*** Document text ***
Projection Operators: Explaining |m|2*|m|2 = |m|4

[Somali_Physicist]

Take a projection operatorP_m=|m><m|
However if the ket of m is a column matrix of m x 1 and its bra the complex conjugate with 1 x m length
therefore <m|m> = |m|²
since the m here is the same since projection operator is the same.
if A is a matrix
B = A
A*B=B*A

but P_m*P_m = P_m (Projection operator)
but this makes no sense as |m|²*|m|² = |m|⁴

Can anyone explain?

 

[Dr Transport]

Writte it out in Dirac notation as you already have done and it pops out immediately.

 

[Somali_Physicist]

Writte it out in Dirac notation as you already have done and it pops out immediately.

P_m*P_m=(|m><m|)(|m><m|) = |m><m|m><m|=|m><m| only if |m|^2 = 1

 

[BvU]

m here is the same the projection operator is the same

Same as what ?
Note that <m|m> = 1 so that indeed P²=P (and your |m| = 1)

Page 5 (page number 59) here

 

[Somali_Physicist]

Same as what ?
Note that <m|m> = I so that indeed P²=P (and your |m| = 1)
*** Supplied material ***
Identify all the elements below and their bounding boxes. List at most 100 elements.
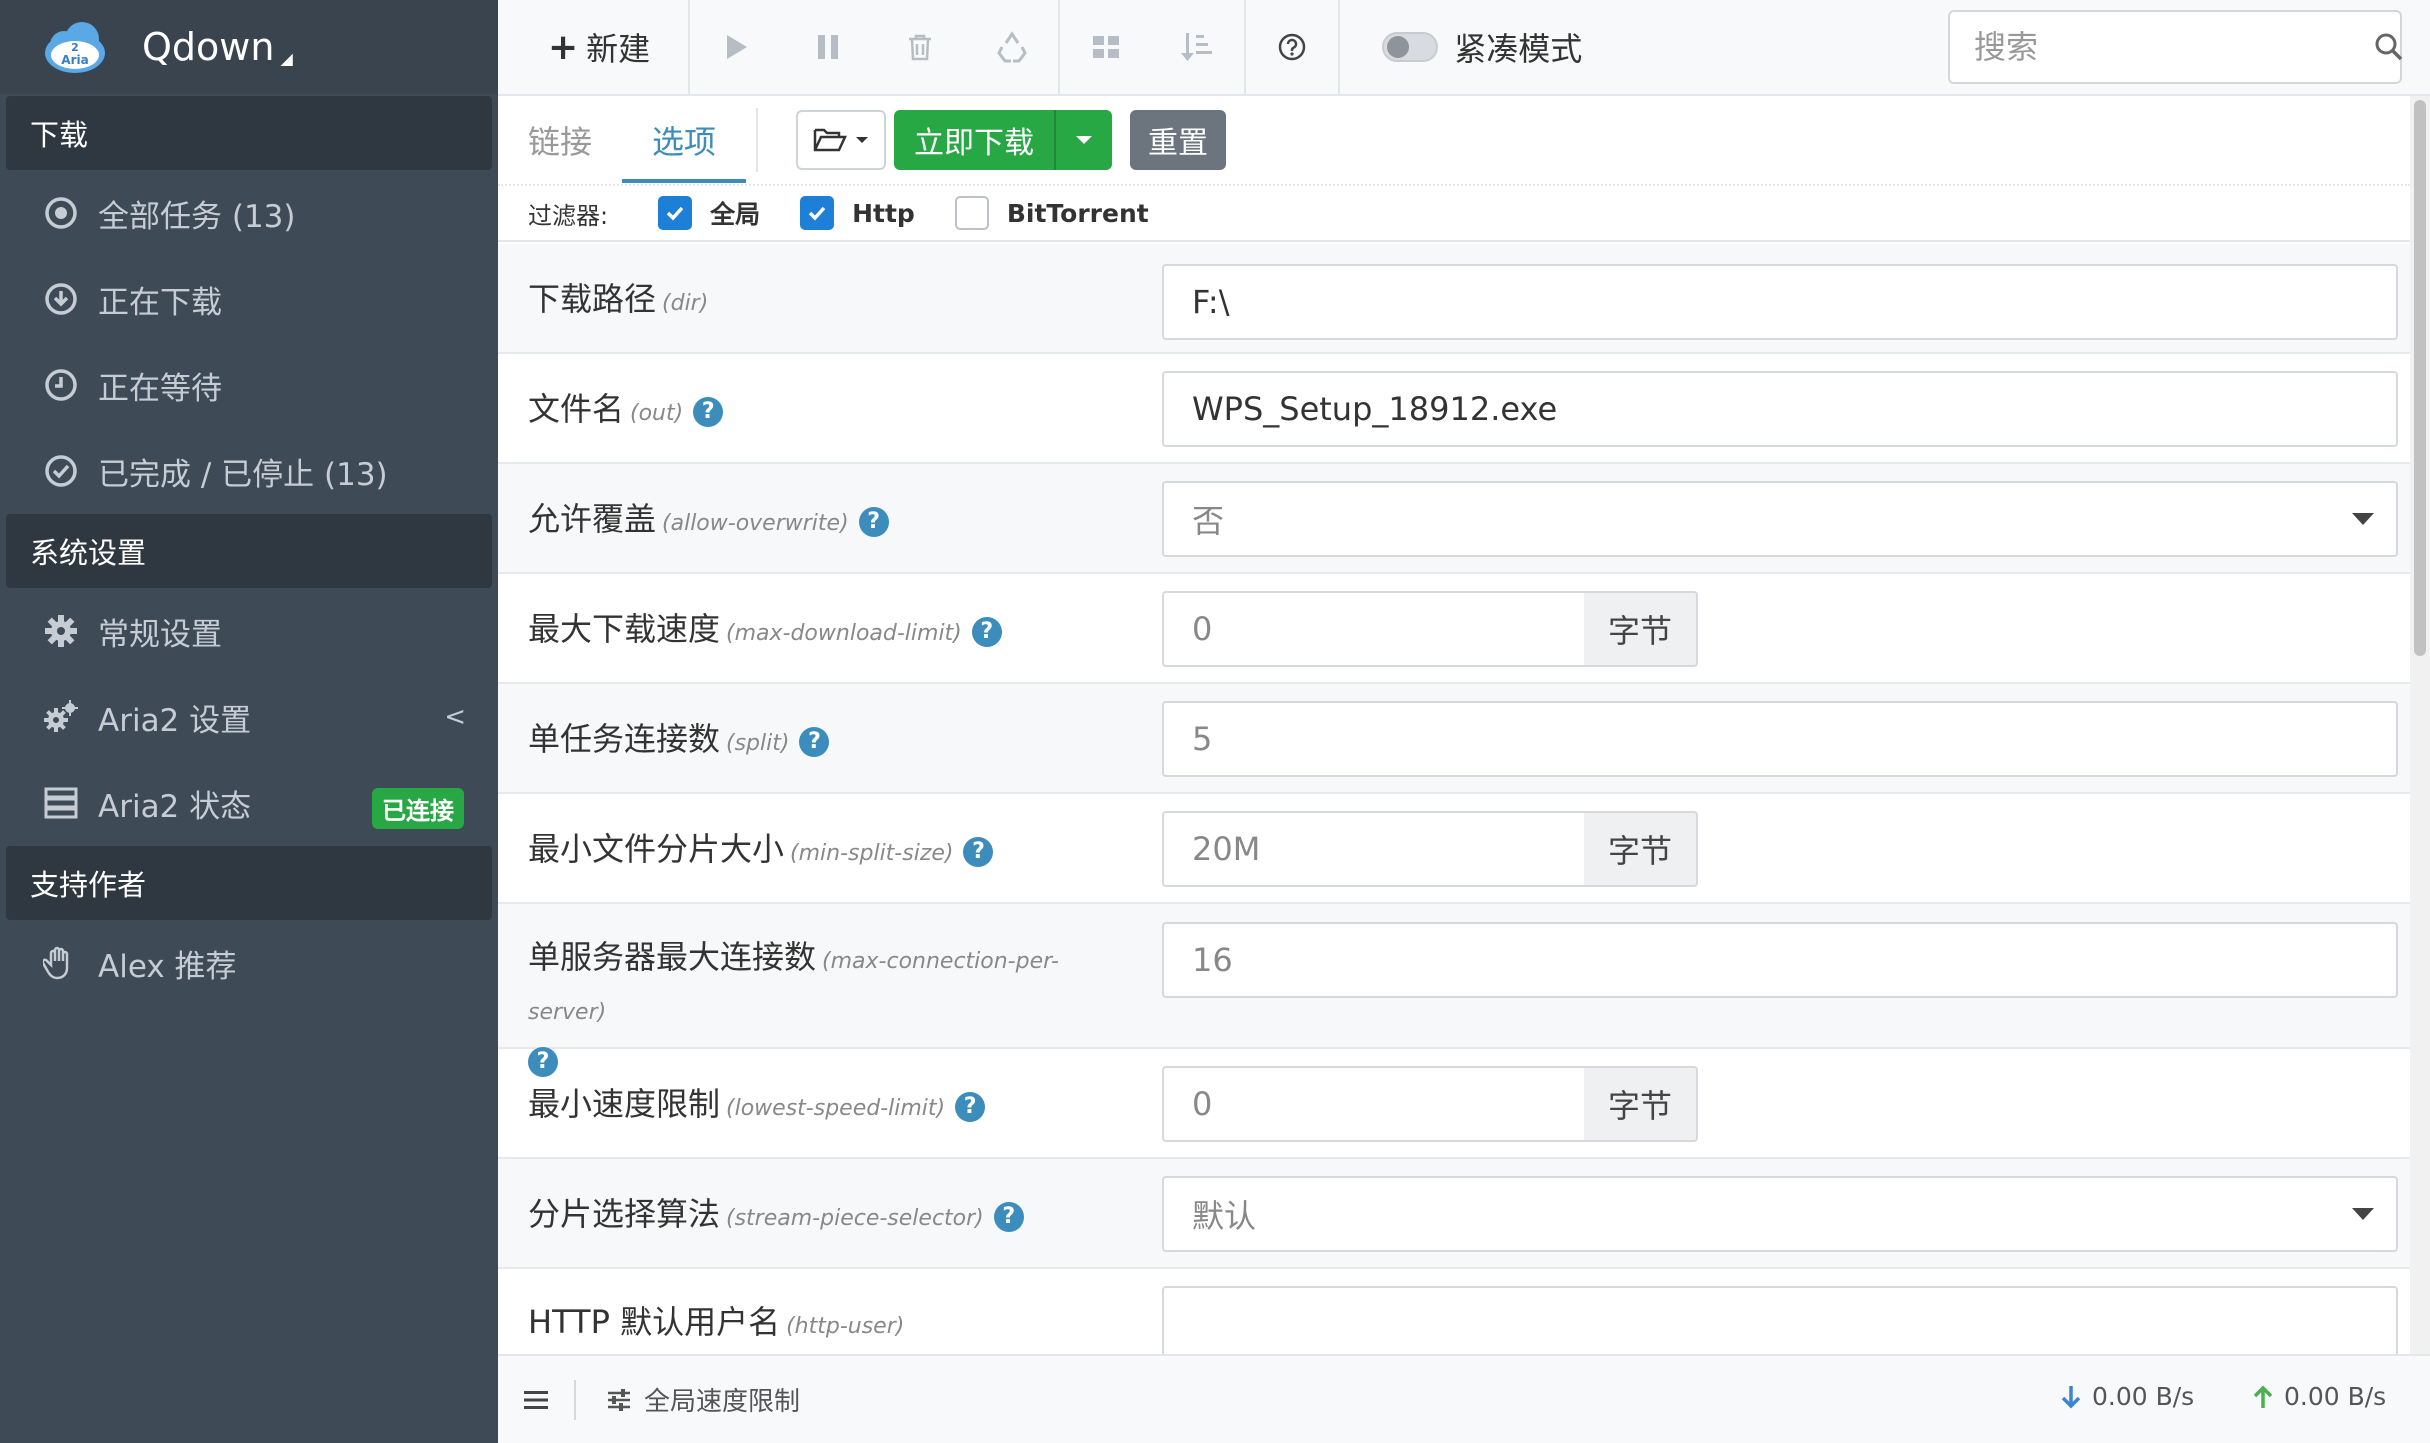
recycle-icon bbox=[997, 31, 1027, 63]
option-input-lowest-speed-limit[interactable]: 0 bbox=[1162, 1066, 1586, 1142]
logo-text: Aria bbox=[61, 53, 88, 67]
search-icon[interactable] bbox=[2373, 31, 2405, 63]
option-input-dir[interactable]: F:\ bbox=[1162, 264, 2398, 340]
menu-button[interactable] bbox=[498, 1389, 574, 1411]
option-row-dir: 下载路径 (dir) F:\ bbox=[498, 244, 2410, 354]
sort-icon bbox=[1181, 33, 1213, 61]
caret-down-icon bbox=[2352, 513, 2374, 525]
scrollbar-thumb[interactable] bbox=[2414, 100, 2426, 656]
new-task-button[interactable]: + 新建 bbox=[498, 0, 688, 95]
grid-view-button[interactable] bbox=[1060, 0, 1152, 95]
filter-bittorrent-label[interactable]: BitTorrent bbox=[1007, 199, 1149, 228]
global-speed-limit-button[interactable]: 全局速度限制 bbox=[606, 1381, 800, 1418]
option-input-min-split-size[interactable]: 20M bbox=[1162, 811, 1586, 887]
option-input-max-connection-per-server[interactable]: 16 bbox=[1162, 922, 2398, 998]
new-task-label: 新建 bbox=[586, 30, 651, 68]
reset-button[interactable]: 重置 bbox=[1130, 110, 1227, 170]
sidebar-item-label: Alex 推荐 bbox=[98, 948, 237, 985]
recycle-button[interactable] bbox=[966, 0, 1058, 95]
plus-icon: + bbox=[548, 26, 579, 68]
option-key: (out) bbox=[630, 401, 684, 426]
help-icon[interactable]: ? bbox=[858, 507, 889, 537]
hamburger-icon bbox=[524, 1390, 548, 1409]
sidebar-item-general-settings[interactable]: 常规设置 bbox=[0, 588, 498, 674]
option-key: (split) bbox=[726, 731, 790, 756]
sidebar-item-label: Aria2 状态 bbox=[98, 788, 252, 825]
option-key: (http-user) bbox=[786, 1314, 905, 1339]
top-toolbar: + 新建 紧凑模式 bbox=[498, 0, 2430, 96]
sidebar-item-downloading[interactable]: 正在下载 bbox=[0, 256, 498, 342]
task-tab-row: 链接 选项 立即下载 重置 bbox=[498, 96, 2410, 186]
option-title: 最大下载速度 bbox=[528, 610, 721, 648]
help-icon[interactable]: ? bbox=[971, 617, 1002, 647]
toggle-switch[interactable] bbox=[1382, 32, 1439, 62]
option-input-http-user[interactable] bbox=[1162, 1286, 2398, 1354]
option-row-max-download-limit: 最大下载速度 (max-download-limit)? 0 字节 bbox=[498, 574, 2410, 684]
sidebar-item-waiting[interactable]: 正在等待 bbox=[0, 342, 498, 428]
help-icon[interactable]: ? bbox=[799, 727, 830, 757]
delete-button[interactable] bbox=[874, 0, 966, 95]
option-row-max-connection-per-server: 单服务器最大连接数 (max-connection-per-server)? 16 bbox=[498, 904, 2410, 1077]
option-row-split: 单任务连接数 (split)? 5 bbox=[498, 684, 2410, 794]
filter-global-label[interactable]: 全局 bbox=[710, 195, 760, 231]
pause-button[interactable] bbox=[782, 0, 874, 95]
sidebar-item-all-tasks[interactable]: 全部任务 (13) bbox=[0, 170, 498, 256]
download-now-button[interactable]: 立即下载 bbox=[894, 110, 1057, 170]
option-select-allow-overwrite[interactable]: 否 bbox=[1162, 481, 2398, 557]
app-title: Qdown bbox=[142, 25, 275, 69]
sidebar-item-aria2-settings[interactable]: Aria2 设置 < bbox=[0, 674, 498, 760]
help-button[interactable] bbox=[1246, 0, 1338, 95]
option-label: 文件名 (out)? bbox=[528, 386, 1128, 437]
toolbar-divider bbox=[1338, 0, 1341, 95]
tab-links[interactable]: 链接 bbox=[498, 95, 622, 185]
option-row-lowest-speed-limit: 最小速度限制 (lowest-speed-limit)? 0 字节 bbox=[498, 1049, 2410, 1159]
help-icon[interactable]: ? bbox=[693, 397, 724, 427]
status-footer: 全局速度限制 0.00 B/s 0.00 B/s bbox=[498, 1354, 2430, 1443]
download-speed: 0.00 B/s bbox=[2060, 1382, 2194, 1411]
filter-http-label[interactable]: Http bbox=[852, 199, 915, 228]
option-title: 允许覆盖 bbox=[528, 500, 657, 538]
search-input[interactable] bbox=[1950, 12, 2373, 82]
sidebar-item-alex-recommend[interactable]: Alex 推荐 bbox=[0, 920, 498, 1006]
start-button[interactable] bbox=[690, 0, 782, 95]
help-icon[interactable]: ? bbox=[955, 1092, 986, 1122]
help-icon[interactable]: ? bbox=[993, 1202, 1024, 1232]
option-key: (max-download-limit) bbox=[726, 621, 962, 646]
option-row-out: 文件名 (out)? WPS_Setup_18912.exe bbox=[498, 354, 2410, 464]
open-folder-button[interactable] bbox=[796, 110, 887, 170]
compact-mode-label: 紧凑模式 bbox=[1454, 30, 1583, 68]
option-value: 0 bbox=[1192, 610, 1213, 648]
aria2-logo-icon: 2 Aria bbox=[40, 17, 110, 77]
check-icon bbox=[808, 206, 826, 221]
tab-options[interactable]: 选项 bbox=[622, 95, 747, 185]
filter-label: 过滤器: bbox=[528, 201, 609, 230]
option-value: 0 bbox=[1192, 1085, 1213, 1123]
option-label: 最小速度限制 (lowest-speed-limit)? bbox=[528, 1081, 1128, 1132]
download-dropdown-button[interactable] bbox=[1056, 110, 1113, 170]
compact-mode-toggle[interactable]: 紧凑模式 bbox=[1382, 24, 1582, 70]
option-input-out[interactable]: WPS_Setup_18912.exe bbox=[1162, 371, 2398, 447]
sidebar-item-aria2-status[interactable]: Aria2 状态 已连接 bbox=[0, 760, 498, 846]
brand[interactable]: 2 Aria Qdown ◢ bbox=[0, 0, 498, 94]
sidebar-item-label: 全部任务 (13) bbox=[98, 198, 296, 235]
unit-addon: 字节 bbox=[1584, 591, 1698, 667]
server-icon bbox=[42, 784, 80, 822]
filter-http-checkbox[interactable] bbox=[800, 196, 835, 230]
option-input-max-download-limit[interactable]: 0 bbox=[1162, 591, 1586, 667]
filter-bittorrent-checkbox[interactable] bbox=[954, 196, 989, 230]
sort-button[interactable] bbox=[1152, 0, 1244, 95]
option-label: 最大下载速度 (max-download-limit)? bbox=[528, 606, 1128, 657]
option-value: 5 bbox=[1192, 720, 1213, 758]
sidebar-header-download: 下载 bbox=[6, 96, 492, 170]
sidebar-item-stopped[interactable]: 已完成 / 已停止 (13) bbox=[0, 428, 498, 514]
resize-corner-icon: ◢ bbox=[280, 48, 293, 68]
option-select-stream-piece-selector[interactable]: 默认 bbox=[1162, 1176, 2398, 1252]
question-circle-icon bbox=[1278, 33, 1306, 61]
sidebar-header-settings: 系统设置 bbox=[6, 514, 492, 588]
option-value: 16 bbox=[1192, 941, 1233, 979]
sidebar-header-support: 支持作者 bbox=[6, 846, 492, 920]
filter-global-checkbox[interactable] bbox=[658, 196, 693, 230]
help-icon[interactable]: ? bbox=[963, 837, 994, 867]
option-input-split[interactable]: 5 bbox=[1162, 701, 2398, 777]
caret-down-icon bbox=[2352, 1208, 2374, 1220]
***
### Exercises
1 - Duplicate the stretch of the projection operator thread from "Note that <m|m> = 1" through "I so that indeed P²=P (and your |m| = 1)".
2 - For each statement, decide whether the projection operator thread supports it, and answer yes or no with the deciding words quoted from the thread. (a) Dr Transport suggests writing the expression out in Dirac notation. (b) BvU states that <m|m> equals 1. (c) The opening post defines the projection operator as P_m=<m|m>.

### The solutions
1 -
Note that <m|m> = 1 so that indeed P²=P (and your |m| = 1)

Page 5 (page number 59) here

 

[Somali_Physicist]

Same as what ?
Note that <m|m> = I so that indeed P²=P (and your |m| = 1)

2 -
(a) Yes: "Writte it out in Dirac notation as you already have done and it pops out immediately."
(b) Yes: "Note that <m|m> = 1 so that indeed P²=P (and your |m| = 1)"
(c) No: "Take a projection operatorP_m=|m><m|"